**Goal**
Give a count of the lines below that have the string "data" in them, with no other words.
* Begin Task material *
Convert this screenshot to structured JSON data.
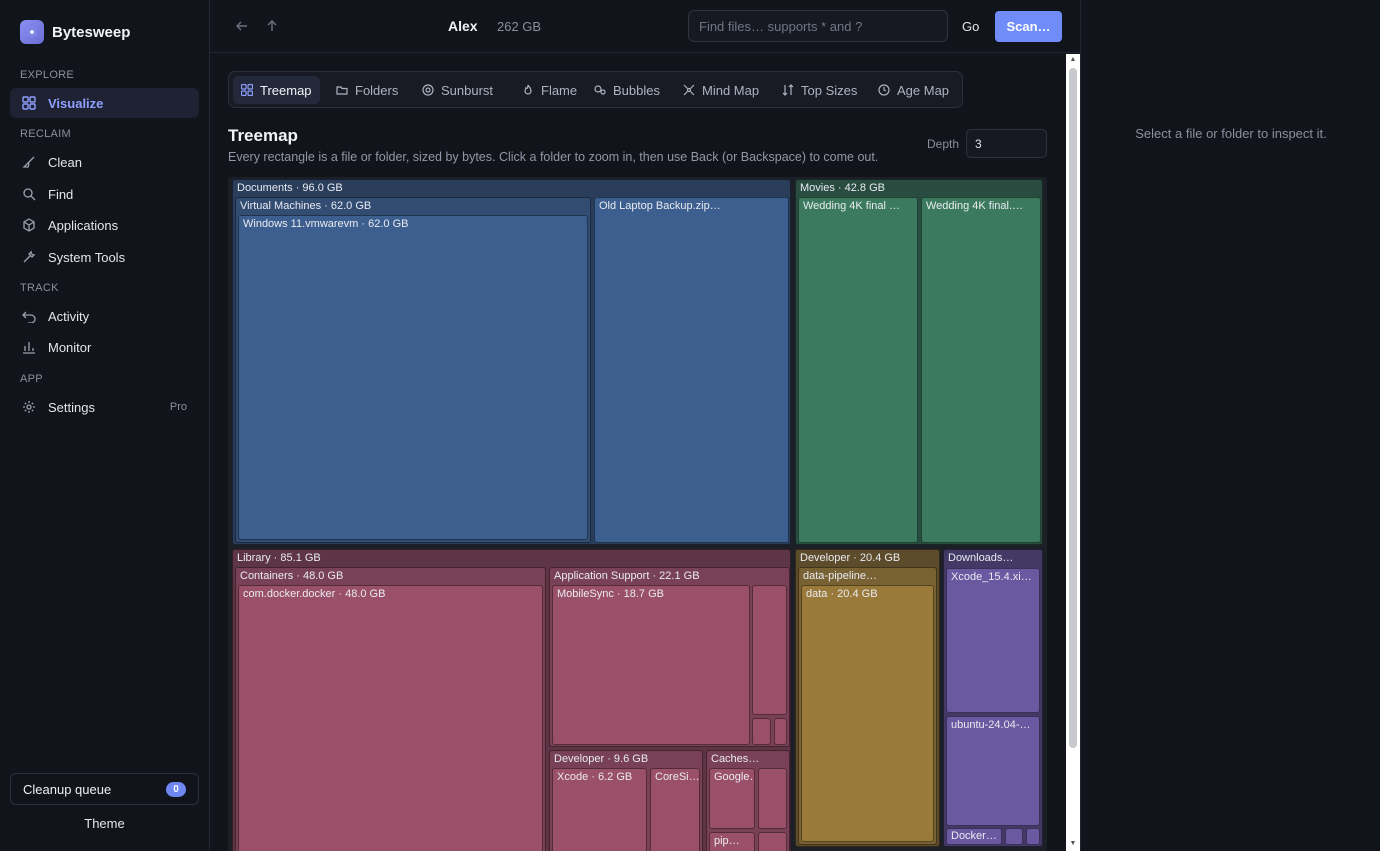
{
  "app": {
    "name": "Bytesweep"
  },
  "sidebar": {
    "sections": [
      {
        "label": "EXPLORE"
      },
      {
        "label": "RECLAIM"
      },
      {
        "label": "TRACK"
      },
      {
        "label": "APP"
      }
    ],
    "items": [
      {
        "label": "Visualize",
        "icon": "grid-icon",
        "active": true
      },
      {
        "label": "Clean",
        "icon": "broom-icon"
      },
      {
        "label": "Find",
        "icon": "search-icon"
      },
      {
        "label": "Applications",
        "icon": "package-icon"
      },
      {
        "label": "System Tools",
        "icon": "tools-icon"
      },
      {
        "label": "Activity",
        "icon": "undo-icon"
      },
      {
        "label": "Monitor",
        "icon": "bar-chart-icon"
      },
      {
        "label": "Settings",
        "icon": "gear-icon",
        "badge": "Pro"
      }
    ],
    "queue": {
      "label": "Cleanup queue",
      "count": "0"
    },
    "theme_label": "Theme"
  },
  "topbar": {
    "user": "Alex",
    "total_size": "262 GB",
    "search_placeholder": "Find files… supports * and ?",
    "go_label": "Go",
    "scan_label": "Scan…"
  },
  "tabs": [
    {
      "label": "Treemap",
      "icon": "grid-icon",
      "active": true
    },
    {
      "label": "Folders",
      "icon": "folder-icon"
    },
    {
      "label": "Sunburst",
      "icon": "sunburst-icon"
    },
    {
      "label": "Flame",
      "icon": "flame-icon"
    },
    {
      "label": "Bubbles",
      "icon": "bubbles-icon"
    },
    {
      "label": "Mind Map",
      "icon": "mindmap-icon"
    },
    {
      "label": "Top Sizes",
      "icon": "sort-icon"
    },
    {
      "label": "Age Map",
      "icon": "clock-icon"
    }
  ],
  "view": {
    "title": "Treemap",
    "description": "Every rectangle is a file or folder, sized by bytes. Click a folder to zoom in, then use Back (or Backspace) to come out.",
    "depth_label": "Depth",
    "depth_value": "3"
  },
  "treemap": {
    "colors": {
      "documents": "#3d5f8f",
      "movies": "#3b7a5e",
      "library": "#9a5068",
      "developer": "#9a7a3a",
      "downloads": "#6a58a0"
    },
    "labels": {
      "documents": "Documents · 96.0 GB",
      "virtual_machines": "Virtual Machines · 62.0 GB",
      "windows_vm": "Windows 11.vmwarevm · 62.0 GB",
      "old_laptop": "Old Laptop Backup.zip…",
      "movies": "Movies · 42.8 GB",
      "wedding1": "Wedding 4K final …",
      "wedding2": "Wedding 4K final.…",
      "library": "Library · 85.1 GB",
      "containers": "Containers · 48.0 GB",
      "docker": "com.docker.docker · 48.0 GB",
      "app_support": "Application Support · 22.1 GB",
      "mobilesync": "MobileSync · 18.7 GB",
      "lib_developer": "Developer · 9.6 GB",
      "xcode": "Xcode · 6.2 GB",
      "coresim": "CoreSi…",
      "caches": "Caches…",
      "google": "Google…",
      "pip": "pip…",
      "developer": "Developer · 20.4 GB",
      "data_pipeline": "data-pipeline…",
      "data": "data · 20.4 GB",
      "downloads": "Downloads…",
      "xcode_xip": "Xcode_15.4.xi…",
      "ubuntu": "ubuntu-24.04-…",
      "docker_dmg": "Docker…"
    }
  },
  "inspector": {
    "hint": "Select a file or folder to inspect it."
  }
}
* End Task material *
**Problem solution**
3